### EXERCISE BRIEF
Output the full listing below exactly, without the pictures.

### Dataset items
####

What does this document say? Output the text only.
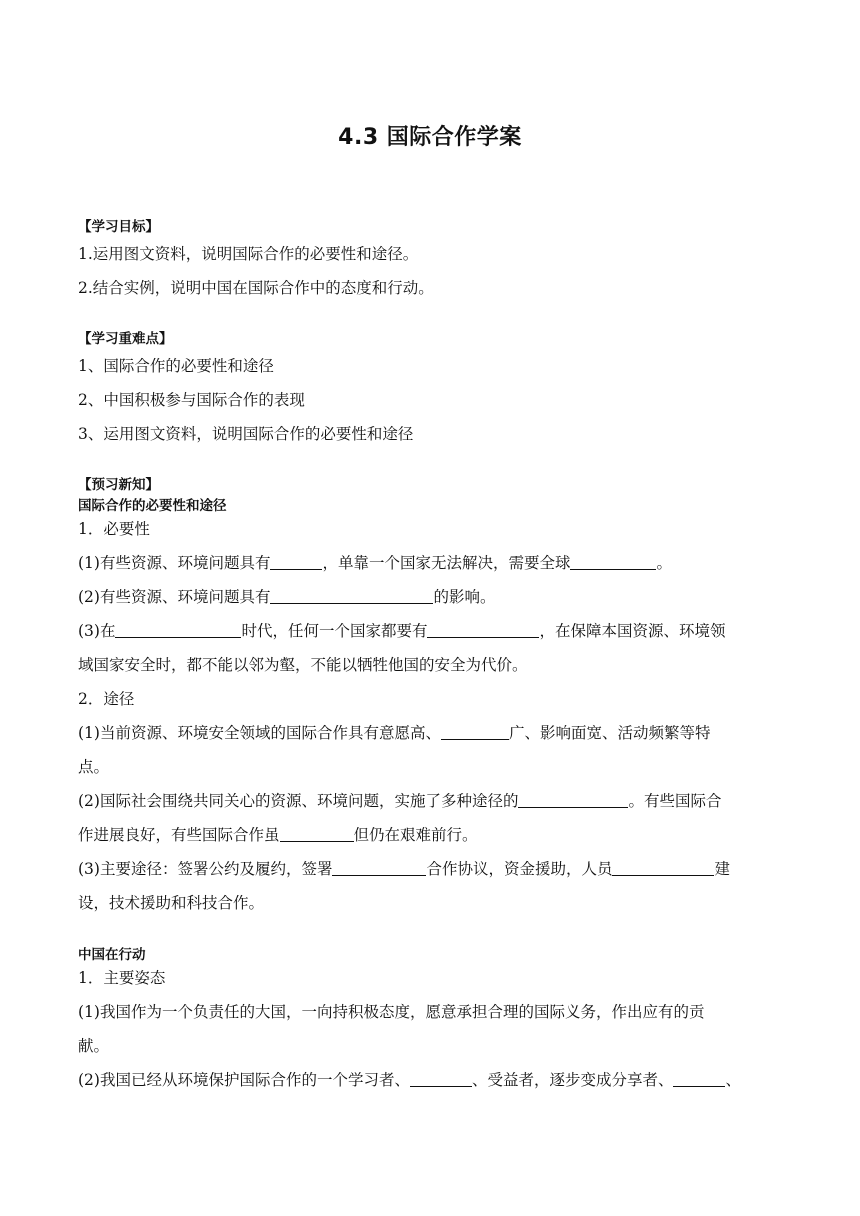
4.3 国际合作学案
【学习目标】
1.运用图文资料，说明国际合作的必要性和途径。
2.结合实例，说明中国在国际合作中的态度和行动。
【学习重难点】
1、国际合作的必要性和途径
2、中国积极参与国际合作的表现
3、运用图文资料，说明国际合作的必要性和途径
【预习新知】
国际合作的必要性和途径
1．必要性
(1)有些资源、环境问题具有	，单靠一个国家无法解决，需要全球	。
(2)有些资源、环境问题具有	的影响。
(3)在	时代，任何一个国家都要有	，在保障本国资源、环境领
域国家安全时，都不能以邻为壑，不能以牺牲他国的安全为代价。
2．途径
(1)当前资源、环境安全领域的国际合作具有意愿高、	广、影响面宽、活动频繁等特
点。
(2)国际社会围绕共同关心的资源、环境问题，实施了多种途径的	。有些国际合
作进展良好，有些国际合作虽	但仍在艰难前行。
(3)主要途径：签署公约及履约，签署	合作协议，资金援助，人员	建
设，技术援助和科技合作。
中国在行动
1．主要姿态
(1)我国作为一个负责任的大国，一向持积极态度，愿意承担合理的国际义务，作出应有的贡
献。
(2)我国已经从环境保护国际合作的一个学习者、	、受益者，逐步变成分享者、	、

####

### WRITTEN REPLY
What does this document say? Output the text only.
4.3 国际合作学案
【学习目标】
1.运用图文资料，说明国际合作的必要性和途径。
2.结合实例，说明中国在国际合作中的态度和行动。
【学习重难点】
1、国际合作的必要性和途径
2、中国积极参与国际合作的表现
3、运用图文资料，说明国际合作的必要性和途径
【预习新知】
国际合作的必要性和途径
1．必要性
(1)有些资源、环境问题具有	，单靠一个国家无法解决，需要全球	。
(2)有些资源、环境问题具有	的影响。
(3)在	时代，任何一个国家都要有	，在保障本国资源、环境领
域国家安全时，都不能以邻为壑，不能以牺牲他国的安全为代价。
2．途径
(1)当前资源、环境安全领域的国际合作具有意愿高、	广、影响面宽、活动频繁等特
点。
(2)国际社会围绕共同关心的资源、环境问题，实施了多种途径的	。有些国际合
作进展良好，有些国际合作虽	但仍在艰难前行。
(3)主要途径：签署公约及履约，签署	合作协议，资金援助，人员	建
设，技术援助和科技合作。
中国在行动
1．主要姿态
(1)我国作为一个负责任的大国，一向持积极态度，愿意承担合理的国际义务，作出应有的贡
献。
(2)我国已经从环境保护国际合作的一个学习者、	、受益者，逐步变成分享者、	、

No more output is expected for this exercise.